[Saved entries]
* Begin *
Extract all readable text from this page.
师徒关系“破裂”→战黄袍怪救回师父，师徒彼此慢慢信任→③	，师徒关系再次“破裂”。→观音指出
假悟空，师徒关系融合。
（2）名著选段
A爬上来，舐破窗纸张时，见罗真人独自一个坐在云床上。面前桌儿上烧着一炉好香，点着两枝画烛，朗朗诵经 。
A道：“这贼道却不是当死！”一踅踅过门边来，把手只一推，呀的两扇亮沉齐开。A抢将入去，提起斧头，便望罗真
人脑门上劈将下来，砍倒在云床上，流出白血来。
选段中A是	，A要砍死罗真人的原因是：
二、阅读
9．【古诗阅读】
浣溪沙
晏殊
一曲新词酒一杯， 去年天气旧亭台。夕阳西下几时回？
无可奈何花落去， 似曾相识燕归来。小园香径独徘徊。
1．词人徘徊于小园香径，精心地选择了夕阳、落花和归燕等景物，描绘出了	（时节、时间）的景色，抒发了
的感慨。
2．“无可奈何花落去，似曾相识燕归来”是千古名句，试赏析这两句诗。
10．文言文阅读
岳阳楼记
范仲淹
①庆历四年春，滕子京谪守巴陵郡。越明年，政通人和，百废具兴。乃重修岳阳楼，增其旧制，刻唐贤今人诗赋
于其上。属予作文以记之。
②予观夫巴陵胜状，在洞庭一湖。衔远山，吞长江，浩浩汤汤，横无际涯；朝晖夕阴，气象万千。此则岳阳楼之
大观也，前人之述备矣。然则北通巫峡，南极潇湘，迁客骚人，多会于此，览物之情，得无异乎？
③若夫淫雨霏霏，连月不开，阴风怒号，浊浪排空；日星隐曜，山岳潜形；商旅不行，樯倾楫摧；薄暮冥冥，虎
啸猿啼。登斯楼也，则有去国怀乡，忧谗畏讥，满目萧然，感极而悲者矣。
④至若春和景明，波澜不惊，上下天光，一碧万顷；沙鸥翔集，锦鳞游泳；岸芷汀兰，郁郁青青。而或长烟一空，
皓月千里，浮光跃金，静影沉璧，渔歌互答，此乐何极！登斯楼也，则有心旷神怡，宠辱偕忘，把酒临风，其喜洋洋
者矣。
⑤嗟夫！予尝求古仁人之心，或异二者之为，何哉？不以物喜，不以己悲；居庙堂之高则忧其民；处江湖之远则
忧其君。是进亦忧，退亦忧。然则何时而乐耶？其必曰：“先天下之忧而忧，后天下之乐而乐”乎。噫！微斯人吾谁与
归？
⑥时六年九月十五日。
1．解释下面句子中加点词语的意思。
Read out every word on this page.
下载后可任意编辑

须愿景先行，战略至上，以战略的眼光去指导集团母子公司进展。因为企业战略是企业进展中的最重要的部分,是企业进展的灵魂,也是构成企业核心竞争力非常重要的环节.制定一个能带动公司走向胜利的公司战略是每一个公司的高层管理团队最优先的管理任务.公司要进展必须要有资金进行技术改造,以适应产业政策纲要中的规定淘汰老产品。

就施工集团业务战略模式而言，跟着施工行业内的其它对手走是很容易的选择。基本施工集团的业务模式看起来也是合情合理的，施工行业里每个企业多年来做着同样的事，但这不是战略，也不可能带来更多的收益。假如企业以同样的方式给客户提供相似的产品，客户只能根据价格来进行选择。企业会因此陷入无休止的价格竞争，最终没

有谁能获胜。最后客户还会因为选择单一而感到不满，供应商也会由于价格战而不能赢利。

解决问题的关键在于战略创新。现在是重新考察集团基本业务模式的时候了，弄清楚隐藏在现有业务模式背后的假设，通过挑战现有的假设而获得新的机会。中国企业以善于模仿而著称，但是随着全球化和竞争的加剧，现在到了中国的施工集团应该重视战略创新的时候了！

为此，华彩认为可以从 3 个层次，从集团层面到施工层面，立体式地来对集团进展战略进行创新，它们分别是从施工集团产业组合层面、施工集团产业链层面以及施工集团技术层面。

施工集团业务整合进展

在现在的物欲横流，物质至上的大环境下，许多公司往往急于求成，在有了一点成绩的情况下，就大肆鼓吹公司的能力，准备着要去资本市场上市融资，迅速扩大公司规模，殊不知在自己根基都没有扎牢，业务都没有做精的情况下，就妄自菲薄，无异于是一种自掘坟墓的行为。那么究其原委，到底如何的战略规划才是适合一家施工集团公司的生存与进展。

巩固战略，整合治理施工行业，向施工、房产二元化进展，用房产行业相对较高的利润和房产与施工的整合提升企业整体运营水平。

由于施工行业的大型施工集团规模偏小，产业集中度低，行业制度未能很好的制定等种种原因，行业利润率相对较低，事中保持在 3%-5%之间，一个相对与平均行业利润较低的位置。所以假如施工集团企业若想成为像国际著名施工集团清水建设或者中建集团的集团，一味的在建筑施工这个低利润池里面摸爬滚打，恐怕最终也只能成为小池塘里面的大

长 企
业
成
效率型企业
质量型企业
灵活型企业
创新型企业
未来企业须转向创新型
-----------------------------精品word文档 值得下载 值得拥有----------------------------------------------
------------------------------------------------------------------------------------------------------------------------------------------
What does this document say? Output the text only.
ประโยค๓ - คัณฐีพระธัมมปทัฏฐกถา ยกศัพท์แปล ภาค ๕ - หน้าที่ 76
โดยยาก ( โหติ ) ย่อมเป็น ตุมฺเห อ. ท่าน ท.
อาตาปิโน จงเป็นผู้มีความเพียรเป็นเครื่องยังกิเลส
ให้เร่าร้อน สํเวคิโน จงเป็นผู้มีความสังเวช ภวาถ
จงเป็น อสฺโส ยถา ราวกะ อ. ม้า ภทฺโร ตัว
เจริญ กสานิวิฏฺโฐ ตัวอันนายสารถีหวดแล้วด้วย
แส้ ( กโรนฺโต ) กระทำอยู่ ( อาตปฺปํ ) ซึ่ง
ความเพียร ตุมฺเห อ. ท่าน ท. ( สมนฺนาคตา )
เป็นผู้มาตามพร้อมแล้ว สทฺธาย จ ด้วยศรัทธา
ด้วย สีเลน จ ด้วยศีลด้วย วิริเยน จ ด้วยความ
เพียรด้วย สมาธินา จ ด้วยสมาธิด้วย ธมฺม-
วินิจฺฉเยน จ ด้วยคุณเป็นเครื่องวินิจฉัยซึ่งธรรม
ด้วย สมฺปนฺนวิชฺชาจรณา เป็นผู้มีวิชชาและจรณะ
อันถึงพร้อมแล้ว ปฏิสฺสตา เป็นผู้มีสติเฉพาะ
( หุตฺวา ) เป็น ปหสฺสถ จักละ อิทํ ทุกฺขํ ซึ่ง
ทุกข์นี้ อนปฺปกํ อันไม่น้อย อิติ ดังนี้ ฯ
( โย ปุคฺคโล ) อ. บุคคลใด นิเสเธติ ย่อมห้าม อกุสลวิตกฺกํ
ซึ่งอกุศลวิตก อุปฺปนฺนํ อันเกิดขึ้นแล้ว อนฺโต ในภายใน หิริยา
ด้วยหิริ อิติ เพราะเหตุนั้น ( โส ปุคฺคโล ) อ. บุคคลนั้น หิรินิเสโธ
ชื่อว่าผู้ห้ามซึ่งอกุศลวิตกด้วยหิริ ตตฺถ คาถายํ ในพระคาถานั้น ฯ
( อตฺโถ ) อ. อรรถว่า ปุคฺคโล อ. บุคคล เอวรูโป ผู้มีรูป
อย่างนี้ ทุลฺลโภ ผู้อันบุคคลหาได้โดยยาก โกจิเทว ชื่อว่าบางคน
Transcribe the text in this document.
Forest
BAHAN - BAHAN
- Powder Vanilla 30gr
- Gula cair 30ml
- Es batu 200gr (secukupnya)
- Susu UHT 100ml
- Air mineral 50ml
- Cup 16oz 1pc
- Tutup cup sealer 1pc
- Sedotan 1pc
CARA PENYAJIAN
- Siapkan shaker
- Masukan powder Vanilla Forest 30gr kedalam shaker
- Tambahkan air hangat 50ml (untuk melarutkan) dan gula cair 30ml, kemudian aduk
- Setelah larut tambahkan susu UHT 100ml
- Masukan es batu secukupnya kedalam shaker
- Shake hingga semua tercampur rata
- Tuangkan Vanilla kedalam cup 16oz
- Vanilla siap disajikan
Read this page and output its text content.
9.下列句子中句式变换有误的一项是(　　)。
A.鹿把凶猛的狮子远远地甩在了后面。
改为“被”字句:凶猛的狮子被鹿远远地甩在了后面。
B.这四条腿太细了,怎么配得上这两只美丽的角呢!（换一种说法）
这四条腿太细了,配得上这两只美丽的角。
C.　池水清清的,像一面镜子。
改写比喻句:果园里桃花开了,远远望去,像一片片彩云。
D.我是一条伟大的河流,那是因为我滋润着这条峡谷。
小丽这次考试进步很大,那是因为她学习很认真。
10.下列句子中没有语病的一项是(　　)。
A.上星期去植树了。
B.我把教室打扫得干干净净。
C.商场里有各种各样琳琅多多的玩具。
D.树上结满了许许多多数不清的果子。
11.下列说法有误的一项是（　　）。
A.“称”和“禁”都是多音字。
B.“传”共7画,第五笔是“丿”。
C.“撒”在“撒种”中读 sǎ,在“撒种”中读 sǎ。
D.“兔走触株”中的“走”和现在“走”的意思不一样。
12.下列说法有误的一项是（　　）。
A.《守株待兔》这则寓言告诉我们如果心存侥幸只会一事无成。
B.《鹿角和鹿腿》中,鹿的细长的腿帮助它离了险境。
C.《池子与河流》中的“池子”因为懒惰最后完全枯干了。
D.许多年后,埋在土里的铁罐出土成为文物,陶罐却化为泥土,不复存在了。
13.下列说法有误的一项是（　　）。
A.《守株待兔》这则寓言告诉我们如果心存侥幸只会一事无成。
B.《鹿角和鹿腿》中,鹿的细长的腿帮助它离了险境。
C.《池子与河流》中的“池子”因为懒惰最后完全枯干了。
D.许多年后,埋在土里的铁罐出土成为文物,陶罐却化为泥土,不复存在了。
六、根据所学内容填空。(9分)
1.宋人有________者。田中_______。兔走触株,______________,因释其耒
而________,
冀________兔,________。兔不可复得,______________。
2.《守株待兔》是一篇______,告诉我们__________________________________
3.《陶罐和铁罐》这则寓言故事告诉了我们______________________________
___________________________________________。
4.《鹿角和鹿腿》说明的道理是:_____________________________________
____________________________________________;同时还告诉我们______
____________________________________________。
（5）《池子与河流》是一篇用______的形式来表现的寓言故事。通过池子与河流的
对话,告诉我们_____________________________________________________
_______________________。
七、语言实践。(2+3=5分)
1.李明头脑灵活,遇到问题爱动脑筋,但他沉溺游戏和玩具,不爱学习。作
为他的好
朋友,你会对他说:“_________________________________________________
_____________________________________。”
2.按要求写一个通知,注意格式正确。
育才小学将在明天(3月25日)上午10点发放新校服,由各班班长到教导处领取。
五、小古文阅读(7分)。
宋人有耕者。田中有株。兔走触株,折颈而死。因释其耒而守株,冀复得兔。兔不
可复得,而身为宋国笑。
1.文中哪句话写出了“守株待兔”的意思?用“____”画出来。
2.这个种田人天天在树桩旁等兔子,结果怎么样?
* End *
* _To do_
Filter the records for lines holding the string "this". Copy each one.

* _Exercise answer_
Extract all readable text from this page.
Read out every word on this page.
What does this document say? Output the text only.
Transcribe the text in this document.
Read this page and output its text content.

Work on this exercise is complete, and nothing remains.